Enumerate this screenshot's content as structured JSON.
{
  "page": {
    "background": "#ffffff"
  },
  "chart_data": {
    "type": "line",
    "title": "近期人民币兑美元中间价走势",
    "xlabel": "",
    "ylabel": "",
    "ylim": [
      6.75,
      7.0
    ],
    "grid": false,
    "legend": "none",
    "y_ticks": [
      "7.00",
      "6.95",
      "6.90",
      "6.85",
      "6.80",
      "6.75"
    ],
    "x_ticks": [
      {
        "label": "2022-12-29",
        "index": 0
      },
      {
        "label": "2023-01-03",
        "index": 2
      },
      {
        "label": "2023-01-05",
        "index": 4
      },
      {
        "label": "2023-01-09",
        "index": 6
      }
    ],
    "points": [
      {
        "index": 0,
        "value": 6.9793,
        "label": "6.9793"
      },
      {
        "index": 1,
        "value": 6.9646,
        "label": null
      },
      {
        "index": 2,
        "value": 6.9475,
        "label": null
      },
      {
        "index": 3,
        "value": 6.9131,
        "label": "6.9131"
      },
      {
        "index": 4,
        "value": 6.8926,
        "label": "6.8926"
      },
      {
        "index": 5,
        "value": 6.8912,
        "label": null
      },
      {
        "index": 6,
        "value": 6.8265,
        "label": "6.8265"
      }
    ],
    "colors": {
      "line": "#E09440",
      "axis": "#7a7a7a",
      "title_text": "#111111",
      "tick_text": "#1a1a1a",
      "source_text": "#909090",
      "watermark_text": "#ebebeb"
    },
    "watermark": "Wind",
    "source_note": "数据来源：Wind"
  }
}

--

Exercise details: Print every entry exactly as written.

Response for this exercise:
Enumerate this screenshot's content as structured JSON.
{
  "page": {
    "background": "#ffffff"
  },
  "chart_data": {
    "type": "line",
    "title": "近期人民币兑美元中间价走势",
    "xlabel": "",
    "ylabel": "",
    "ylim": [
      6.75,
      7.0
    ],
    "grid": false,
    "legend": "none",
    "y_ticks": [
      "7.00",
      "6.95",
      "6.90",
      "6.85",
      "6.80",
      "6.75"
    ],
    "x_ticks": [
      {
        "label": "2022-12-29",
        "index": 0
      },
      {
        "label": "2023-01-03",
        "index": 2
      },
      {
        "label": "2023-01-05",
        "index": 4
      },
      {
        "label": "2023-01-09",
        "index": 6
      }
    ],
    "points": [
      {
        "index": 0,
        "value": 6.9793,
        "label": "6.9793"
      },
      {
        "index": 1,
        "value": 6.9646,
        "label": null
      },
      {
        "index": 2,
        "value": 6.9475,
        "label": null
      },
      {
        "index": 3,
        "value": 6.9131,
        "label": "6.9131"
      },
      {
        "index": 4,
        "value": 6.8926,
        "label": "6.8926"
      },
      {
        "index": 5,
        "value": 6.8912,
        "label": null
      },
      {
        "index": 6,
        "value": 6.8265,
        "label": "6.8265"
      }
    ],
    "colors": {
      "line": "#E09440",
      "axis": "#7a7a7a",
      "title_text": "#111111",
      "tick_text": "#1a1a1a",
      "source_text": "#909090",
      "watermark_text": "#ebebeb"
    },
    "watermark": "Wind",
    "source_note": "数据来源：Wind"
  }
}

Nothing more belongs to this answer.